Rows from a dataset
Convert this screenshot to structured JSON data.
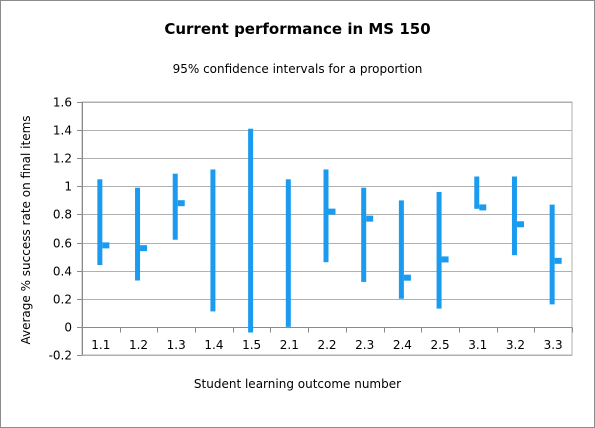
{
  "chart_data": {
    "type": "bar",
    "title": "Current performance in MS 150",
    "subtitle": "95% confidence intervals for a proportion",
    "xlabel": "Student learning outcome number",
    "ylabel": "Average %  success rate on final items",
    "ylim": [
      -0.2,
      1.6
    ],
    "yticks": [
      -0.2,
      0,
      0.2,
      0.4,
      0.6,
      0.8,
      1,
      1.2,
      1.4,
      1.6
    ],
    "ytick_labels": [
      "-0.2",
      "0",
      "0.2",
      "0.4",
      "0.6",
      "0.8",
      "1",
      "1.2",
      "1.4",
      "1.6"
    ],
    "grid": true,
    "color": "#1b9bf0",
    "categories": [
      "1.1",
      "1.2",
      "1.3",
      "1.4",
      "1.5",
      "2.1",
      "2.2",
      "2.3",
      "2.4",
      "2.5",
      "3.1",
      "3.2",
      "3.3"
    ],
    "series": [
      {
        "values_low": [
          0.44,
          0.33,
          0.62,
          0.11,
          -0.04,
          0.0,
          0.46,
          0.32,
          0.2,
          0.13,
          0.84,
          0.51,
          0.16
        ]
      },
      {
        "values_high": [
          1.05,
          0.99,
          1.09,
          1.12,
          1.41,
          1.05,
          1.12,
          0.99,
          0.9,
          0.96,
          1.07,
          1.07,
          0.87
        ]
      },
      {
        "values_point": [
          0.58,
          0.56,
          0.88,
          null,
          null,
          null,
          0.82,
          0.77,
          0.35,
          0.48,
          0.85,
          0.73,
          0.47
        ]
      }
    ]
  }
}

◆ SHORT EXERCISE ◆
Retype everything in the material word for word, minus pictures.

◆ EXERCISE SOLUTION ◆
Convert this screenshot to structured JSON data.
{
  "chart_data": {
    "type": "bar",
    "title": "Current performance in MS 150",
    "subtitle": "95% confidence intervals for a proportion",
    "xlabel": "Student learning outcome number",
    "ylabel": "Average %  success rate on final items",
    "ylim": [
      -0.2,
      1.6
    ],
    "yticks": [
      -0.2,
      0,
      0.2,
      0.4,
      0.6,
      0.8,
      1,
      1.2,
      1.4,
      1.6
    ],
    "ytick_labels": [
      "-0.2",
      "0",
      "0.2",
      "0.4",
      "0.6",
      "0.8",
      "1",
      "1.2",
      "1.4",
      "1.6"
    ],
    "grid": true,
    "color": "#1b9bf0",
    "categories": [
      "1.1",
      "1.2",
      "1.3",
      "1.4",
      "1.5",
      "2.1",
      "2.2",
      "2.3",
      "2.4",
      "2.5",
      "3.1",
      "3.2",
      "3.3"
    ],
    "series": [
      {
        "values_low": [
          0.44,
          0.33,
          0.62,
          0.11,
          -0.04,
          0.0,
          0.46,
          0.32,
          0.2,
          0.13,
          0.84,
          0.51,
          0.16
        ]
      },
      {
        "values_high": [
          1.05,
          0.99,
          1.09,
          1.12,
          1.41,
          1.05,
          1.12,
          0.99,
          0.9,
          0.96,
          1.07,
          1.07,
          0.87
        ]
      },
      {
        "values_point": [
          0.58,
          0.56,
          0.88,
          null,
          null,
          null,
          0.82,
          0.77,
          0.35,
          0.48,
          0.85,
          0.73,
          0.47
        ]
      }
    ]
  }
}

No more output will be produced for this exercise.